>>>

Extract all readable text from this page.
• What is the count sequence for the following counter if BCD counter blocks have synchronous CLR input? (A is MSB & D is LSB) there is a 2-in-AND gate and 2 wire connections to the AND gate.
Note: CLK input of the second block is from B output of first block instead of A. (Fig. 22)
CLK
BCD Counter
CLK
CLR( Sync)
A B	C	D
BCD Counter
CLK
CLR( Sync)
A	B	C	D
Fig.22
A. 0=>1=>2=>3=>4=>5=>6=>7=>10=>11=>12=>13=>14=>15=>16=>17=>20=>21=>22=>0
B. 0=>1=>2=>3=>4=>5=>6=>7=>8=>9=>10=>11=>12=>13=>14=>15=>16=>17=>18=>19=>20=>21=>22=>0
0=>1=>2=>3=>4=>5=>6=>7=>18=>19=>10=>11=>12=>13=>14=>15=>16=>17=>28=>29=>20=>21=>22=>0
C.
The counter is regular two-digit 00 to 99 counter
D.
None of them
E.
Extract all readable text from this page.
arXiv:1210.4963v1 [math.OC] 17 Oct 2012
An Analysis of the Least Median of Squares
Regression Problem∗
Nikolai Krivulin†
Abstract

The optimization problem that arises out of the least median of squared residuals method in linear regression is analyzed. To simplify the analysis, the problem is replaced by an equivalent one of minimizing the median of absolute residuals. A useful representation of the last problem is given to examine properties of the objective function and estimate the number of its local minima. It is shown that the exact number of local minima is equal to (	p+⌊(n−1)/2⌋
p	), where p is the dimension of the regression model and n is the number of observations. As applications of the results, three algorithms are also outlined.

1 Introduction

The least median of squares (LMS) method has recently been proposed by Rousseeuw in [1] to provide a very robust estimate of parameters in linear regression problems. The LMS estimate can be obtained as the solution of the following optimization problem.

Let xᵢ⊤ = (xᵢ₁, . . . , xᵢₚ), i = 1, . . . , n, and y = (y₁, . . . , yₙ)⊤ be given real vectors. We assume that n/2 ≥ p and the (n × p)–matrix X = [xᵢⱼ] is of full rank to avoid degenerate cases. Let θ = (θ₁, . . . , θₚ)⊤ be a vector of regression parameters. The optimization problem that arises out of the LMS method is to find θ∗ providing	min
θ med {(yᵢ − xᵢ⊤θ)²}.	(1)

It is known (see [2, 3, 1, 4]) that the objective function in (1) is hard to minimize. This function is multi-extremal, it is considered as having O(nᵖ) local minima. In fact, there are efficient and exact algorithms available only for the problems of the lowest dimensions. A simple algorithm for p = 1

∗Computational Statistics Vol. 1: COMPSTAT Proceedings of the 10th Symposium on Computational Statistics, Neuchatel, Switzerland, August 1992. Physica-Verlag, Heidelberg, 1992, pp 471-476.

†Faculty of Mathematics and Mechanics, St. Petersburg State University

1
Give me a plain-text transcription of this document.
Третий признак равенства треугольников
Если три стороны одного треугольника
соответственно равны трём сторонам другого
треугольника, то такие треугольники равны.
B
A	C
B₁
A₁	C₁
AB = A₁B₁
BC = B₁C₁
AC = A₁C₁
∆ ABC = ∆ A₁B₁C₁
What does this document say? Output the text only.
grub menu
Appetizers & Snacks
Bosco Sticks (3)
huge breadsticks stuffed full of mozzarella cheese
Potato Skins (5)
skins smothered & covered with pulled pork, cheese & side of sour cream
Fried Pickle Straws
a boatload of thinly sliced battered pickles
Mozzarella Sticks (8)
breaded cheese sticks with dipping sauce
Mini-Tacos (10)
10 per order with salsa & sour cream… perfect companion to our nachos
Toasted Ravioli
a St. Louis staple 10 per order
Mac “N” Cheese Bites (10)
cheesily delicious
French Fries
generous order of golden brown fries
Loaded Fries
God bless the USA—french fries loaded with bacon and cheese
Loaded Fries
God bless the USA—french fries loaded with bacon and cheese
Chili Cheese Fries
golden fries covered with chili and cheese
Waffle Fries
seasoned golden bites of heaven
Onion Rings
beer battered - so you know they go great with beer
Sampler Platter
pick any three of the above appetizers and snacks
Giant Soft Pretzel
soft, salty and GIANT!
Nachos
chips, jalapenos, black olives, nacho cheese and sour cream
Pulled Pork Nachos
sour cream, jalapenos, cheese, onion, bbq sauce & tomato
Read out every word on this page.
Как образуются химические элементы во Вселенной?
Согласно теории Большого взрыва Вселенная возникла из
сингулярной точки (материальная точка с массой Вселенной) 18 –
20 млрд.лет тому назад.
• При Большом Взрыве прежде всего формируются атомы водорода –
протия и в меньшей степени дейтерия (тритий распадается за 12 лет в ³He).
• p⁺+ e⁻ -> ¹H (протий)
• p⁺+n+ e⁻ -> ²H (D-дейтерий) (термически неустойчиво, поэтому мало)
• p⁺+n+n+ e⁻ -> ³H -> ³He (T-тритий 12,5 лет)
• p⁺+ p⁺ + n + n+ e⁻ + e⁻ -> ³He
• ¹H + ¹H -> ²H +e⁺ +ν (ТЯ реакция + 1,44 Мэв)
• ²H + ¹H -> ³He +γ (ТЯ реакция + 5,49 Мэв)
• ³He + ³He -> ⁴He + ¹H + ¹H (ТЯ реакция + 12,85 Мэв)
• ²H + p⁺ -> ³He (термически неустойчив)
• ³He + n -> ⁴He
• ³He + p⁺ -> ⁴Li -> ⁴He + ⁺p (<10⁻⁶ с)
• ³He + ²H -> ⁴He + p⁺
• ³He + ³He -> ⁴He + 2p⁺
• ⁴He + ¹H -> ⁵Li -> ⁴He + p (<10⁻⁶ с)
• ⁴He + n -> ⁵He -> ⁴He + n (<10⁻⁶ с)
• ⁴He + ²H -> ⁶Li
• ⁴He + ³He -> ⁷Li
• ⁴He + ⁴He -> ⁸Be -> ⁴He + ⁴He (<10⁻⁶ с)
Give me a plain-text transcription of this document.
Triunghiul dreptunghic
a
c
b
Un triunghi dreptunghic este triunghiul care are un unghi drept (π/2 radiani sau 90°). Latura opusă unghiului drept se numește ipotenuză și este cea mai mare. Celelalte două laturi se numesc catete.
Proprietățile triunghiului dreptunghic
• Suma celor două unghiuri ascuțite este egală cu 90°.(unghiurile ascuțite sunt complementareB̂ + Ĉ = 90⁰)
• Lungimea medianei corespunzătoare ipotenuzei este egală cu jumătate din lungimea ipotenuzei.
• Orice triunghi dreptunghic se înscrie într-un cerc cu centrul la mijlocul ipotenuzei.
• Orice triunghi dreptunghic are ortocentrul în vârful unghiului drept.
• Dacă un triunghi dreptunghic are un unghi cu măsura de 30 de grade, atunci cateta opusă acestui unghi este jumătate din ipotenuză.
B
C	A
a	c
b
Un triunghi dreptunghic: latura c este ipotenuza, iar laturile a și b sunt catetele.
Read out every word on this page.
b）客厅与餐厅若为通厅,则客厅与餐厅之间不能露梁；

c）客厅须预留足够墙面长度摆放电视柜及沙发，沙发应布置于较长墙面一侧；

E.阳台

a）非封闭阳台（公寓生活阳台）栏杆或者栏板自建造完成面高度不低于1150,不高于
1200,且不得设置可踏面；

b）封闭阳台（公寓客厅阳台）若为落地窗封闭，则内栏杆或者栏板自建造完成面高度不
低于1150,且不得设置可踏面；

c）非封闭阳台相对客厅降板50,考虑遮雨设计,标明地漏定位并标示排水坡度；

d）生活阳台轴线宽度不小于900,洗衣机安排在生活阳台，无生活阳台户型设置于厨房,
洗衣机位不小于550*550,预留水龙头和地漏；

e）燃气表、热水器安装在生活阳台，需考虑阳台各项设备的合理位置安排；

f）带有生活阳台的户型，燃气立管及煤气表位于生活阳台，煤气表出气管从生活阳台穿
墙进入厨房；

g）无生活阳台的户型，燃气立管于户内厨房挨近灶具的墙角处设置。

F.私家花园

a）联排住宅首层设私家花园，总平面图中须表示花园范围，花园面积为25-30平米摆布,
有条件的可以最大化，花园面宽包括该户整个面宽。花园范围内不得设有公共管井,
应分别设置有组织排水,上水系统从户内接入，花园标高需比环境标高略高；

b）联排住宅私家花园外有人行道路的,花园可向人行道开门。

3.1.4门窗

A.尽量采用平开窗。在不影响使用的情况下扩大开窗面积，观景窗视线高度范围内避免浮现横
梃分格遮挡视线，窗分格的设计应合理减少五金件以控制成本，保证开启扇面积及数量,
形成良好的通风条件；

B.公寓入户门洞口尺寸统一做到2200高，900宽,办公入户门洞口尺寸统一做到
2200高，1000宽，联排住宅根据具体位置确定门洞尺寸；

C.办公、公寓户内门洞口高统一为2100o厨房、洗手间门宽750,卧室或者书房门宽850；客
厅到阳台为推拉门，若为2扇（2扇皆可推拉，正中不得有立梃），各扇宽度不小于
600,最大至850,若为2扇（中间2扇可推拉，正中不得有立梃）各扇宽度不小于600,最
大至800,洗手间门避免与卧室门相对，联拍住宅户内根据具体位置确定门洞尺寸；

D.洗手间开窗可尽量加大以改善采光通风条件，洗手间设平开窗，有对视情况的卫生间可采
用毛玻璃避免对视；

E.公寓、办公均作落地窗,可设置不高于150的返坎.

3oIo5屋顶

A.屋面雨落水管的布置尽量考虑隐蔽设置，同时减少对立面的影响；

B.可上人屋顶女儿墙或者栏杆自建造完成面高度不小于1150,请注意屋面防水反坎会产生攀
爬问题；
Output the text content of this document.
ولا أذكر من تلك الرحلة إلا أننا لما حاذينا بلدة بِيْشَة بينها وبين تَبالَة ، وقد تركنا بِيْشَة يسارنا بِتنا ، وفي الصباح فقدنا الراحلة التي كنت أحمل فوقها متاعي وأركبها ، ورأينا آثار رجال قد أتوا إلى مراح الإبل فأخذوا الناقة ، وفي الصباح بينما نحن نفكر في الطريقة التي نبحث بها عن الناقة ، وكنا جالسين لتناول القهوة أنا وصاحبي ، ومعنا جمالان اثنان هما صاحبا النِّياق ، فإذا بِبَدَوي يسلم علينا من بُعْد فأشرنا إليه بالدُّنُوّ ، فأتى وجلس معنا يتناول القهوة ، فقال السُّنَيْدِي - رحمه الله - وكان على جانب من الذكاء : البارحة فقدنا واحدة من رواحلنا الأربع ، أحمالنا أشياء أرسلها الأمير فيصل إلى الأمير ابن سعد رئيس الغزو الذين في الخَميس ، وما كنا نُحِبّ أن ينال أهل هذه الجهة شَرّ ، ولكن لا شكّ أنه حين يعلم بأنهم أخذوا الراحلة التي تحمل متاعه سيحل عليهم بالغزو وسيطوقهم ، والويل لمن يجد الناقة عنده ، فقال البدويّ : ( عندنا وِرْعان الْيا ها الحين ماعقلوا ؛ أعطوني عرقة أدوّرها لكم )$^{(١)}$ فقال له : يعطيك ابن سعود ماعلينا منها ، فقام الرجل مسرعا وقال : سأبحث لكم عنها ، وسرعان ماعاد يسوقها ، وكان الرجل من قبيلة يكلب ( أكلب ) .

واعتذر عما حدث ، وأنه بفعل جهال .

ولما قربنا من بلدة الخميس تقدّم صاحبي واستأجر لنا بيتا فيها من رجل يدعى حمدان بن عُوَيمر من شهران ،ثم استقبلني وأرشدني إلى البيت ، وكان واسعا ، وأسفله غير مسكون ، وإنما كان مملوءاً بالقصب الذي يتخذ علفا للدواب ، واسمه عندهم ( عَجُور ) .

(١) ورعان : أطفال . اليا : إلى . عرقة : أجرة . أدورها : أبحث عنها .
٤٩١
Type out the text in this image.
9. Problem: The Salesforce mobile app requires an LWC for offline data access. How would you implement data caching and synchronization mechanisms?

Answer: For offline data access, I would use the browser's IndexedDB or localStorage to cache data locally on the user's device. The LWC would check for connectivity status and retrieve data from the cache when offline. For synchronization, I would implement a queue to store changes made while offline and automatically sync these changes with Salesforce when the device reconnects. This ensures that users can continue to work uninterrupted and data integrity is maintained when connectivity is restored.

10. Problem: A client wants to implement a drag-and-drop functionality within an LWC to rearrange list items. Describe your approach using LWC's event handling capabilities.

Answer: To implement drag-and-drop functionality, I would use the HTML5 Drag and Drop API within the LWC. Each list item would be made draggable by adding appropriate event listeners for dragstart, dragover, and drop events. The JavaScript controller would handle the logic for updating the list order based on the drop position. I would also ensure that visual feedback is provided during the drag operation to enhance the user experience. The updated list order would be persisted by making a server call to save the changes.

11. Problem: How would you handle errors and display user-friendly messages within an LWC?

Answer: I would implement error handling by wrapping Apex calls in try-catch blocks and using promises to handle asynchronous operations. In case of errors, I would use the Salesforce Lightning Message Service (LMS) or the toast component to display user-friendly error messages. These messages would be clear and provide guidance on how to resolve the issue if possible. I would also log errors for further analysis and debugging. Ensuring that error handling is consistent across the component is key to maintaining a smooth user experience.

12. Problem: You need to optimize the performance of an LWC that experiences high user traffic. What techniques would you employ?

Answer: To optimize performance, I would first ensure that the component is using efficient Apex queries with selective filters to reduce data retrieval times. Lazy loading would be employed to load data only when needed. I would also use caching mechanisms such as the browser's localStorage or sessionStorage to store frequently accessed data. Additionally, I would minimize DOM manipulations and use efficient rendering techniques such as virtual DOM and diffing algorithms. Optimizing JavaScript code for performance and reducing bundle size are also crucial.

<<<

(Directive)
Take every line from the data that contains the word "بلدة".

(Exercise response)
ولا أذكر من تلك الرحلة إلا أننا لما حاذينا بلدة بِيْشَة بينها وبين تَبالَة ، وقد تركنا بِيْشَة يسارنا بِتنا ، وفي الصباح فقدنا الراحلة التي كنت أحمل فوقها متاعي وأركبها ، ورأينا آثار رجال قد أتوا إلى مراح الإبل فأخذوا الناقة ، وفي الصباح بينما نحن نفكر في الطريقة التي نبحث بها عن الناقة ، وكنا جالسين لتناول القهوة أنا وصاحبي ، ومعنا جمالان اثنان هما صاحبا النِّياق ، فإذا بِبَدَوي يسلم علينا من بُعْد فأشرنا إليه بالدُّنُوّ ، فأتى وجلس معنا يتناول القهوة ، فقال السُّنَيْدِي - رحمه الله - وكان على جانب من الذكاء : البارحة فقدنا واحدة من رواحلنا الأربع ، أحمالنا أشياء أرسلها الأمير فيصل إلى الأمير ابن سعد رئيس الغزو الذين في الخَميس ، وما كنا نُحِبّ أن ينال أهل هذه الجهة شَرّ ، ولكن لا شكّ أنه حين يعلم بأنهم أخذوا الراحلة التي تحمل متاعه سيحل عليهم بالغزو وسيطوقهم ، والويل لمن يجد الناقة عنده ، فقال البدويّ : ( عندنا وِرْعان الْيا ها الحين ماعقلوا ؛ أعطوني عرقة أدوّرها لكم )$^{(١)}$ فقال له : يعطيك ابن سعود ماعلينا منها ، فقام الرجل مسرعا وقال : سأبحث لكم عنها ، وسرعان ماعاد يسوقها ، وكان الرجل من قبيلة يكلب ( أكلب ) .
ولما قربنا من بلدة الخميس تقدّم صاحبي واستأجر لنا بيتا فيها من رجل يدعى حمدان بن عُوَيمر من شهران ،ثم استقبلني وأرشدني إلى البيت ، وكان واسعا ، وأسفله غير مسكون ، وإنما كان مملوءاً بالقصب الذي يتخذ علفا للدواب ، واسمه عندهم ( عَجُور ) .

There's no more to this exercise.